[Stored items from a collection]
================

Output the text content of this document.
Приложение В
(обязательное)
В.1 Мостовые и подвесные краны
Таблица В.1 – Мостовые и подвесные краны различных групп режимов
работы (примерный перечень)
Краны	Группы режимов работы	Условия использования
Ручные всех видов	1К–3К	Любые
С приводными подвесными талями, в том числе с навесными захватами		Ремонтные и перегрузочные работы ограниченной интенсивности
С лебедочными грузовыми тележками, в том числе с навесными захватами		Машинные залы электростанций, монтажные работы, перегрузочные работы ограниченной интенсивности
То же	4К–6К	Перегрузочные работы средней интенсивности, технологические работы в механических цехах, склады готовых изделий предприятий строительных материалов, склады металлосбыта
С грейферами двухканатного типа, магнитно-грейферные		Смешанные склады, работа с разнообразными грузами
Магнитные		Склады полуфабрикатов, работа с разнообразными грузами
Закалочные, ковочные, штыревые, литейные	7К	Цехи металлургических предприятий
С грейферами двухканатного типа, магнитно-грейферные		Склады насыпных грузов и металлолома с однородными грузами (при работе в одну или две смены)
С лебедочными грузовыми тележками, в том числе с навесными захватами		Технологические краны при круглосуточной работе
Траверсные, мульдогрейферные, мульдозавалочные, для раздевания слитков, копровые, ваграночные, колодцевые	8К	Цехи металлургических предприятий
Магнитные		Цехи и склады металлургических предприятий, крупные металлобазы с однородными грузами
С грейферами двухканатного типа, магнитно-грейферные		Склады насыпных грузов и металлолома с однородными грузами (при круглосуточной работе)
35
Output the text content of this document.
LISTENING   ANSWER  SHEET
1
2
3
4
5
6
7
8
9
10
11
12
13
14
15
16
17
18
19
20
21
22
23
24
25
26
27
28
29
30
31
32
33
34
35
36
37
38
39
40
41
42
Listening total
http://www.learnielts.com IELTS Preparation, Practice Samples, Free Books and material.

================

• [DIRECTIONS FOR THIS TASK]: What count of lines in the listing contain the word "круглосуточной"? Reply with the number only.

• [ANSWER TO THE PROBLEM]: 2